• Source records
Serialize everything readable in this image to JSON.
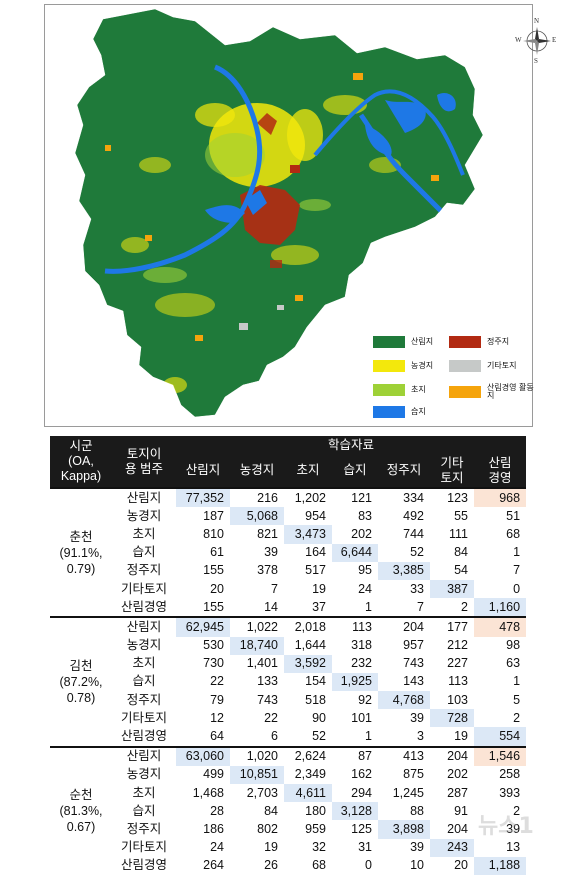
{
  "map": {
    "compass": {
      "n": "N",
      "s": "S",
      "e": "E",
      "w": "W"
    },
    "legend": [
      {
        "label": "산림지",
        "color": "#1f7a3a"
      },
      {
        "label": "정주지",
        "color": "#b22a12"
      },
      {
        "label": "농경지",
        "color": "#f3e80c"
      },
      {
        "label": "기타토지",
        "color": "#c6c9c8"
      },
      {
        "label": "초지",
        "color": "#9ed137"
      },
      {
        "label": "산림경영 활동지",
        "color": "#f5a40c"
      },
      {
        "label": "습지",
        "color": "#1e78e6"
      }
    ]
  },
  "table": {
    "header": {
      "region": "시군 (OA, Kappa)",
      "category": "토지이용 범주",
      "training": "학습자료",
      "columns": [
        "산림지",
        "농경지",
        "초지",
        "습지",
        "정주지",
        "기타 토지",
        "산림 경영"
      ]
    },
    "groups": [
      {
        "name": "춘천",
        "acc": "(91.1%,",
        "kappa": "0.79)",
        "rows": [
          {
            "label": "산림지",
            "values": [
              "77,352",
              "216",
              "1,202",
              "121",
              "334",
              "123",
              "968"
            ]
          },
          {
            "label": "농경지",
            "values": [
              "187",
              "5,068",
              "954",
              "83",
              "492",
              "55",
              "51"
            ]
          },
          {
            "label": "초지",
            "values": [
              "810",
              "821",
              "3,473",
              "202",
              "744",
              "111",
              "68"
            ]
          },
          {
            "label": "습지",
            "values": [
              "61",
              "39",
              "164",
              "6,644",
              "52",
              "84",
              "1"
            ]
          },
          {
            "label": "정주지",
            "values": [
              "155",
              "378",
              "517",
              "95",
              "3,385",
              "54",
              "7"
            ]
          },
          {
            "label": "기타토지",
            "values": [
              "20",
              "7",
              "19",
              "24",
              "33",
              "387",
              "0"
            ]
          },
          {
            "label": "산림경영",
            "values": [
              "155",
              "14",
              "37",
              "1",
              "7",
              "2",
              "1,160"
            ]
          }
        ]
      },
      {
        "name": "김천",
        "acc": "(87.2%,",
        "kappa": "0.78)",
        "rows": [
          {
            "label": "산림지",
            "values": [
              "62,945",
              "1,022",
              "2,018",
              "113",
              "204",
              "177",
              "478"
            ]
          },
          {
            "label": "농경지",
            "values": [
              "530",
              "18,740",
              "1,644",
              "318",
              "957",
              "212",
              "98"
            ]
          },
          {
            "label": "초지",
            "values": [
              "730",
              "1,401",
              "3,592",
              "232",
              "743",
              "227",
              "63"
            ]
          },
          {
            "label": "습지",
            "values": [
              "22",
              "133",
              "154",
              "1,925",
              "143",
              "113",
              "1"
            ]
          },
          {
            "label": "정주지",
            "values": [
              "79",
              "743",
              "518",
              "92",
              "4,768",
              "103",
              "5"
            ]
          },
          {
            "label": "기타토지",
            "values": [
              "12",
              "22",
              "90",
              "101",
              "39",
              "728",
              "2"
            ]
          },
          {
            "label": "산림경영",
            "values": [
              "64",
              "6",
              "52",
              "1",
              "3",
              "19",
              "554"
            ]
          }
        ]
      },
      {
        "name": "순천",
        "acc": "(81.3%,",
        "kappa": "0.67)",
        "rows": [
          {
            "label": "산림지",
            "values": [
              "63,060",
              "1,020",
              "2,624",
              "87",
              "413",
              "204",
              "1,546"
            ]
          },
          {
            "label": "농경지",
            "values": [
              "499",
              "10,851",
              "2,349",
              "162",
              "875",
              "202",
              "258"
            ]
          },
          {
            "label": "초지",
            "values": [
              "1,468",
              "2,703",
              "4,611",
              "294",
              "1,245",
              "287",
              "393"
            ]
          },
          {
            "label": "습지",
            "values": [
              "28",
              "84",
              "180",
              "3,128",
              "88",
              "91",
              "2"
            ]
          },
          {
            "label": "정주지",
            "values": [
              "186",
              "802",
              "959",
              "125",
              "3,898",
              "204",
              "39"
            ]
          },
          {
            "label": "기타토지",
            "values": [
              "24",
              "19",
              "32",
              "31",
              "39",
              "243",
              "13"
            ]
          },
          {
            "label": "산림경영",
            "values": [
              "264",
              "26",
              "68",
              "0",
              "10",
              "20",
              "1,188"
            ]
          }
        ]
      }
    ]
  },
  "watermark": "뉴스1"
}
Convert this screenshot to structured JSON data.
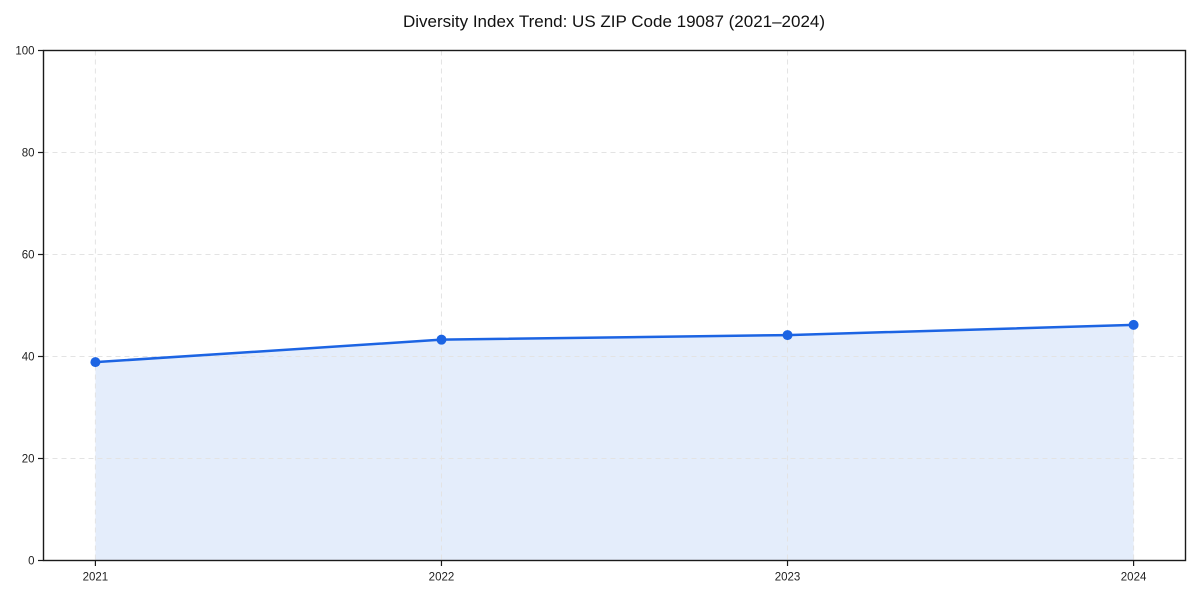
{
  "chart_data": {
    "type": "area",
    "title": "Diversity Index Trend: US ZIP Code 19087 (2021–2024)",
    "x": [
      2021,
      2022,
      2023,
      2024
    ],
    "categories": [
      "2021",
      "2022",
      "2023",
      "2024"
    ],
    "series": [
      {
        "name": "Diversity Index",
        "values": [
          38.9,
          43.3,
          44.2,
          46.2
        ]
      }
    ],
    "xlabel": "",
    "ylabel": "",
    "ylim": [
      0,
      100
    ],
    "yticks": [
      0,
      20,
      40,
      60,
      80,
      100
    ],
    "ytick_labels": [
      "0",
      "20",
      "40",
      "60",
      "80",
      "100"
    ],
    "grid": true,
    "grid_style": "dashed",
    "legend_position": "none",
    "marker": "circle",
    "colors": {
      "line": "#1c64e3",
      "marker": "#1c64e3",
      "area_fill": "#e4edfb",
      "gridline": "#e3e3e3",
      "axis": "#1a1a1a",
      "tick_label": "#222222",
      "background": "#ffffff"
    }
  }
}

• What is needed
Quote the records above in full, dropping each picture.

• Full output
Serialize everything readable in this image to JSON.
{
  "map": {
    "compass": {
      "n": "N",
      "s": "S",
      "e": "E",
      "w": "W"
    },
    "legend": [
      {
        "label": "산림지",
        "color": "#1f7a3a"
      },
      {
        "label": "정주지",
        "color": "#b22a12"
      },
      {
        "label": "농경지",
        "color": "#f3e80c"
      },
      {
        "label": "기타토지",
        "color": "#c6c9c8"
      },
      {
        "label": "초지",
        "color": "#9ed137"
      },
      {
        "label": "산림경영 활동지",
        "color": "#f5a40c"
      },
      {
        "label": "습지",
        "color": "#1e78e6"
      }
    ]
  },
  "table": {
    "header": {
      "region": "시군 (OA, Kappa)",
      "category": "토지이용 범주",
      "training": "학습자료",
      "columns": [
        "산림지",
        "농경지",
        "초지",
        "습지",
        "정주지",
        "기타 토지",
        "산림 경영"
      ]
    },
    "groups": [
      {
        "name": "춘천",
        "acc": "(91.1%,",
        "kappa": "0.79)",
        "rows": [
          {
            "label": "산림지",
            "values": [
              "77,352",
              "216",
              "1,202",
              "121",
              "334",
              "123",
              "968"
            ]
          },
          {
            "label": "농경지",
            "values": [
              "187",
              "5,068",
              "954",
              "83",
              "492",
              "55",
              "51"
            ]
          },
          {
            "label": "초지",
            "values": [
              "810",
              "821",
              "3,473",
              "202",
              "744",
              "111",
              "68"
            ]
          },
          {
            "label": "습지",
            "values": [
              "61",
              "39",
              "164",
              "6,644",
              "52",
              "84",
              "1"
            ]
          },
          {
            "label": "정주지",
            "values": [
              "155",
              "378",
              "517",
              "95",
              "3,385",
              "54",
              "7"
            ]
          },
          {
            "label": "기타토지",
            "values": [
              "20",
              "7",
              "19",
              "24",
              "33",
              "387",
              "0"
            ]
          },
          {
            "label": "산림경영",
            "values": [
              "155",
              "14",
              "37",
              "1",
              "7",
              "2",
              "1,160"
            ]
          }
        ]
      },
      {
        "name": "김천",
        "acc": "(87.2%,",
        "kappa": "0.78)",
        "rows": [
          {
            "label": "산림지",
            "values": [
              "62,945",
              "1,022",
              "2,018",
              "113",
              "204",
              "177",
              "478"
            ]
          },
          {
            "label": "농경지",
            "values": [
              "530",
              "18,740",
              "1,644",
              "318",
              "957",
              "212",
              "98"
            ]
          },
          {
            "label": "초지",
            "values": [
              "730",
              "1,401",
              "3,592",
              "232",
              "743",
              "227",
              "63"
            ]
          },
          {
            "label": "습지",
            "values": [
              "22",
              "133",
              "154",
              "1,925",
              "143",
              "113",
              "1"
            ]
          },
          {
            "label": "정주지",
            "values": [
              "79",
              "743",
              "518",
              "92",
              "4,768",
              "103",
              "5"
            ]
          },
          {
            "label": "기타토지",
            "values": [
              "12",
              "22",
              "90",
              "101",
              "39",
              "728",
              "2"
            ]
          },
          {
            "label": "산림경영",
            "values": [
              "64",
              "6",
              "52",
              "1",
              "3",
              "19",
              "554"
            ]
          }
        ]
      },
      {
        "name": "순천",
        "acc": "(81.3%,",
        "kappa": "0.67)",
        "rows": [
          {
            "label": "산림지",
            "values": [
              "63,060",
              "1,020",
              "2,624",
              "87",
              "413",
              "204",
              "1,546"
            ]
          },
          {
            "label": "농경지",
            "values": [
              "499",
              "10,851",
              "2,349",
              "162",
              "875",
              "202",
              "258"
            ]
          },
          {
            "label": "초지",
            "values": [
              "1,468",
              "2,703",
              "4,611",
              "294",
              "1,245",
              "287",
              "393"
            ]
          },
          {
            "label": "습지",
            "values": [
              "28",
              "84",
              "180",
              "3,128",
              "88",
              "91",
              "2"
            ]
          },
          {
            "label": "정주지",
            "values": [
              "186",
              "802",
              "959",
              "125",
              "3,898",
              "204",
              "39"
            ]
          },
          {
            "label": "기타토지",
            "values": [
              "24",
              "19",
              "32",
              "31",
              "39",
              "243",
              "13"
            ]
          },
          {
            "label": "산림경영",
            "values": [
              "264",
              "26",
              "68",
              "0",
              "10",
              "20",
              "1,188"
            ]
          }
        ]
      }
    ]
  },
  "watermark": "뉴스1"
}
Convert this screenshot to structured JSON data.
{
  "chart_data": {
    "type": "area",
    "title": "Diversity Index Trend: US ZIP Code 19087 (2021–2024)",
    "x": [
      2021,
      2022,
      2023,
      2024
    ],
    "categories": [
      "2021",
      "2022",
      "2023",
      "2024"
    ],
    "series": [
      {
        "name": "Diversity Index",
        "values": [
          38.9,
          43.3,
          44.2,
          46.2
        ]
      }
    ],
    "xlabel": "",
    "ylabel": "",
    "ylim": [
      0,
      100
    ],
    "yticks": [
      0,
      20,
      40,
      60,
      80,
      100
    ],
    "ytick_labels": [
      "0",
      "20",
      "40",
      "60",
      "80",
      "100"
    ],
    "grid": true,
    "grid_style": "dashed",
    "legend_position": "none",
    "marker": "circle",
    "colors": {
      "line": "#1c64e3",
      "marker": "#1c64e3",
      "area_fill": "#e4edfb",
      "gridline": "#e3e3e3",
      "axis": "#1a1a1a",
      "tick_label": "#222222",
      "background": "#ffffff"
    }
  }
}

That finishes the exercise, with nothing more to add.